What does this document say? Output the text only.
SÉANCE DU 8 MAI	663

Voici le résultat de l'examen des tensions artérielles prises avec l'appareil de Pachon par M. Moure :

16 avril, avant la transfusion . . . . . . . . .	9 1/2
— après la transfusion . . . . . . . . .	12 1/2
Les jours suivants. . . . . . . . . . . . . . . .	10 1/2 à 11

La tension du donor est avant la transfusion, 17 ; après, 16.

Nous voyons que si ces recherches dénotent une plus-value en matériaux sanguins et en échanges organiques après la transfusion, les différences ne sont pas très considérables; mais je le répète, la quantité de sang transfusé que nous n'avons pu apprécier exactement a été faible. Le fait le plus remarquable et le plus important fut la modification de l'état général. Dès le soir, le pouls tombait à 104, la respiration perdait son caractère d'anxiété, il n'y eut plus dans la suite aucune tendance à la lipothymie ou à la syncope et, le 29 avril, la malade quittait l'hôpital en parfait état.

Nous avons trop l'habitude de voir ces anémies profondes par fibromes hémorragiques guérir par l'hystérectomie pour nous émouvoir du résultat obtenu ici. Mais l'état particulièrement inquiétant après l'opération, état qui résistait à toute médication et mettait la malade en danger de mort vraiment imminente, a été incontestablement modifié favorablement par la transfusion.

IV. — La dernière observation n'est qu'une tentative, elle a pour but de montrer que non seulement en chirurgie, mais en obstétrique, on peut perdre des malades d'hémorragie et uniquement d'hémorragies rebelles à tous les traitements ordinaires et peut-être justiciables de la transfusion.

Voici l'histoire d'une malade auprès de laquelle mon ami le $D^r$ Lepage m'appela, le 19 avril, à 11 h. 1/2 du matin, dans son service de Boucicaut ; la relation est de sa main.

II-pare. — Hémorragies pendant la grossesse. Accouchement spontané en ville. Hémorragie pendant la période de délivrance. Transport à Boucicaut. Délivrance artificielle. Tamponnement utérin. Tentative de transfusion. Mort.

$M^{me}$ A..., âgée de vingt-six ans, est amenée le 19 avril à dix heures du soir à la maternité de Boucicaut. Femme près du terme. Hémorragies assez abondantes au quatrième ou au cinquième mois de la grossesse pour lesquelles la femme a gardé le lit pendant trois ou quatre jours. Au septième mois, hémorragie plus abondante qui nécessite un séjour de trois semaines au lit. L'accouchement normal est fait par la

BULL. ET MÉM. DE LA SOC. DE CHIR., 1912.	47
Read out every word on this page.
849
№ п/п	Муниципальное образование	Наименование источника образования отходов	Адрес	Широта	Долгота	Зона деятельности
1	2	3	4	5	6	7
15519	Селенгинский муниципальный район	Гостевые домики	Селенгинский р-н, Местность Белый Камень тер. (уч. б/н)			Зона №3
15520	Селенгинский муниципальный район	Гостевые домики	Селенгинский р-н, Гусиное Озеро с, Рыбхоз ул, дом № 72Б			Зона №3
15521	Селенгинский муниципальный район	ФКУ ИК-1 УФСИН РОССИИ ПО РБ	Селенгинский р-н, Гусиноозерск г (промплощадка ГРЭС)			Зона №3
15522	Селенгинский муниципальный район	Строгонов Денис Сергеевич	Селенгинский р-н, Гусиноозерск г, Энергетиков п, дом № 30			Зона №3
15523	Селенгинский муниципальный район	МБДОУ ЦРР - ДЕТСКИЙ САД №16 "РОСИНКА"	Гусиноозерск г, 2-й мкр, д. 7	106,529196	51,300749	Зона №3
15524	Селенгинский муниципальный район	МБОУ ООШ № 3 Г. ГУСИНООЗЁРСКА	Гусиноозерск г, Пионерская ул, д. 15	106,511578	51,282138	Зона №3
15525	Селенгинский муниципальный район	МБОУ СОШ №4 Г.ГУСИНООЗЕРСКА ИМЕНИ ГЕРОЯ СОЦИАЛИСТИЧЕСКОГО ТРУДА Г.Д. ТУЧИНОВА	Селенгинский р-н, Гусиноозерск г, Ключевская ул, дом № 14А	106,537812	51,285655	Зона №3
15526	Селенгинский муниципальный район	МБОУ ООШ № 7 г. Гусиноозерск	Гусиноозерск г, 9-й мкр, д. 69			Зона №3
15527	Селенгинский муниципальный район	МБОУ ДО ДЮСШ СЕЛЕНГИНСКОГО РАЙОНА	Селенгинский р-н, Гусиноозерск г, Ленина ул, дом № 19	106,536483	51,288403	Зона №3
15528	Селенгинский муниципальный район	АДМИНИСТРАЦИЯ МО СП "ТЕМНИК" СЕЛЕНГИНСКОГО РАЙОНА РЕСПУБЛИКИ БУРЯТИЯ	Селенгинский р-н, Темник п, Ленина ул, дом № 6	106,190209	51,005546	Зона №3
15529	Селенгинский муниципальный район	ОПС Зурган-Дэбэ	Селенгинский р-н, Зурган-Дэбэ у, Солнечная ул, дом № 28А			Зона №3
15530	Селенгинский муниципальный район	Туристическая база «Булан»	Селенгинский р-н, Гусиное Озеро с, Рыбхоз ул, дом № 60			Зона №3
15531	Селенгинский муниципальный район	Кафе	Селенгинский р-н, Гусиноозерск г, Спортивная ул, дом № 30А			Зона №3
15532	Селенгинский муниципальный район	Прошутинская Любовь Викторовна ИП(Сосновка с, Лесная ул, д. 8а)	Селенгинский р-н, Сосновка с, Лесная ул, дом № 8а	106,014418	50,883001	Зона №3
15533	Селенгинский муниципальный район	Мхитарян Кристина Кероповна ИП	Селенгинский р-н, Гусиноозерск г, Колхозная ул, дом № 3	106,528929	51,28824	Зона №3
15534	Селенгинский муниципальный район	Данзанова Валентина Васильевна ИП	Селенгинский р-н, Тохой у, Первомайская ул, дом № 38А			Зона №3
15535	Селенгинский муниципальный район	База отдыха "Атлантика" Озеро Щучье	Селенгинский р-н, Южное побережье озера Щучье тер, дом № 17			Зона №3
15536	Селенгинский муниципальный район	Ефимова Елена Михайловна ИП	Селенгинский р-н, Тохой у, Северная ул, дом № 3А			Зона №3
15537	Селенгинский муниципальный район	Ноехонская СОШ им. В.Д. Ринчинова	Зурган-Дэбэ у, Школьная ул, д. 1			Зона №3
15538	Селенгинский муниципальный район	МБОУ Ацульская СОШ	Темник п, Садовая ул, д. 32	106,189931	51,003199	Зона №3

*INSTRUCTIONS TO FOLLOW*.
Output all of the material exactly as written.

*WRITTEN SOLUTION*.
What does this document say? Output the text only.
SÉANCE DU 8 MAI	663

Voici le résultat de l'examen des tensions artérielles prises avec l'appareil de Pachon par M. Moure :

16 avril, avant la transfusion . . . . . . . . .	9 1/2
— après la transfusion . . . . . . . . .	12 1/2
Les jours suivants. . . . . . . . . . . . . . . .	10 1/2 à 11

La tension du donor est avant la transfusion, 17 ; après, 16.

Nous voyons que si ces recherches dénotent une plus-value en matériaux sanguins et en échanges organiques après la transfusion, les différences ne sont pas très considérables; mais je le répète, la quantité de sang transfusé que nous n'avons pu apprécier exactement a été faible. Le fait le plus remarquable et le plus important fut la modification de l'état général. Dès le soir, le pouls tombait à 104, la respiration perdait son caractère d'anxiété, il n'y eut plus dans la suite aucune tendance à la lipothymie ou à la syncope et, le 29 avril, la malade quittait l'hôpital en parfait état.

Nous avons trop l'habitude de voir ces anémies profondes par fibromes hémorragiques guérir par l'hystérectomie pour nous émouvoir du résultat obtenu ici. Mais l'état particulièrement inquiétant après l'opération, état qui résistait à toute médication et mettait la malade en danger de mort vraiment imminente, a été incontestablement modifié favorablement par la transfusion.

IV. — La dernière observation n'est qu'une tentative, elle a pour but de montrer que non seulement en chirurgie, mais en obstétrique, on peut perdre des malades d'hémorragie et uniquement d'hémorragies rebelles à tous les traitements ordinaires et peut-être justiciables de la transfusion.

Voici l'histoire d'une malade auprès de laquelle mon ami le $D^r$ Lepage m'appela, le 19 avril, à 11 h. 1/2 du matin, dans son service de Boucicaut ; la relation est de sa main.

II-pare. — Hémorragies pendant la grossesse. Accouchement spontané en ville. Hémorragie pendant la période de délivrance. Transport à Boucicaut. Délivrance artificielle. Tamponnement utérin. Tentative de transfusion. Mort.

$M^{me}$ A..., âgée de vingt-six ans, est amenée le 19 avril à dix heures du soir à la maternité de Boucicaut. Femme près du terme. Hémorragies assez abondantes au quatrième ou au cinquième mois de la grossesse pour lesquelles la femme a gardé le lit pendant trois ou quatre jours. Au septième mois, hémorragie plus abondante qui nécessite un séjour de trois semaines au lit. L'accouchement normal est fait par la

BULL. ET MÉM. DE LA SOC. DE CHIR., 1912.	47
Read out every word on this page.
849
№ п/п	Муниципальное образование	Наименование источника образования отходов	Адрес	Широта	Долгота	Зона деятельности
1	2	3	4	5	6	7
15519	Селенгинский муниципальный район	Гостевые домики	Селенгинский р-н, Местность Белый Камень тер. (уч. б/н)			Зона №3
15520	Селенгинский муниципальный район	Гостевые домики	Селенгинский р-н, Гусиное Озеро с, Рыбхоз ул, дом № 72Б			Зона №3
15521	Селенгинский муниципальный район	ФКУ ИК-1 УФСИН РОССИИ ПО РБ	Селенгинский р-н, Гусиноозерск г (промплощадка ГРЭС)			Зона №3
15522	Селенгинский муниципальный район	Строгонов Денис Сергеевич	Селенгинский р-н, Гусиноозерск г, Энергетиков п, дом № 30			Зона №3
15523	Селенгинский муниципальный район	МБДОУ ЦРР - ДЕТСКИЙ САД №16 "РОСИНКА"	Гусиноозерск г, 2-й мкр, д. 7	106,529196	51,300749	Зона №3
15524	Селенгинский муниципальный район	МБОУ ООШ № 3 Г. ГУСИНООЗЁРСКА	Гусиноозерск г, Пионерская ул, д. 15	106,511578	51,282138	Зона №3
15525	Селенгинский муниципальный район	МБОУ СОШ №4 Г.ГУСИНООЗЕРСКА ИМЕНИ ГЕРОЯ СОЦИАЛИСТИЧЕСКОГО ТРУДА Г.Д. ТУЧИНОВА	Селенгинский р-н, Гусиноозерск г, Ключевская ул, дом № 14А	106,537812	51,285655	Зона №3
15526	Селенгинский муниципальный район	МБОУ ООШ № 7 г. Гусиноозерск	Гусиноозерск г, 9-й мкр, д. 69			Зона №3
15527	Селенгинский муниципальный район	МБОУ ДО ДЮСШ СЕЛЕНГИНСКОГО РАЙОНА	Селенгинский р-н, Гусиноозерск г, Ленина ул, дом № 19	106,536483	51,288403	Зона №3
15528	Селенгинский муниципальный район	АДМИНИСТРАЦИЯ МО СП "ТЕМНИК" СЕЛЕНГИНСКОГО РАЙОНА РЕСПУБЛИКИ БУРЯТИЯ	Селенгинский р-н, Темник п, Ленина ул, дом № 6	106,190209	51,005546	Зона №3
15529	Селенгинский муниципальный район	ОПС Зурган-Дэбэ	Селенгинский р-н, Зурган-Дэбэ у, Солнечная ул, дом № 28А			Зона №3
15530	Селенгинский муниципальный район	Туристическая база «Булан»	Селенгинский р-н, Гусиное Озеро с, Рыбхоз ул, дом № 60			Зона №3
15531	Селенгинский муниципальный район	Кафе	Селенгинский р-н, Гусиноозерск г, Спортивная ул, дом № 30А			Зона №3
15532	Селенгинский муниципальный район	Прошутинская Любовь Викторовна ИП(Сосновка с, Лесная ул, д. 8а)	Селенгинский р-н, Сосновка с, Лесная ул, дом № 8а	106,014418	50,883001	Зона №3
15533	Селенгинский муниципальный район	Мхитарян Кристина Кероповна ИП	Селенгинский р-н, Гусиноозерск г, Колхозная ул, дом № 3	106,528929	51,28824	Зона №3
15534	Селенгинский муниципальный район	Данзанова Валентина Васильевна ИП	Селенгинский р-н, Тохой у, Первомайская ул, дом № 38А			Зона №3
15535	Селенгинский муниципальный район	База отдыха "Атлантика" Озеро Щучье	Селенгинский р-н, Южное побережье озера Щучье тер, дом № 17			Зона №3
15536	Селенгинский муниципальный район	Ефимова Елена Михайловна ИП	Селенгинский р-н, Тохой у, Северная ул, дом № 3А			Зона №3
15537	Селенгинский муниципальный район	Ноехонская СОШ им. В.Д. Ринчинова	Зурган-Дэбэ у, Школьная ул, д. 1			Зона №3
15538	Селенгинский муниципальный район	МБОУ Ацульская СОШ	Темник п, Садовая ул, д. 32	106,189931	51,003199	Зона №3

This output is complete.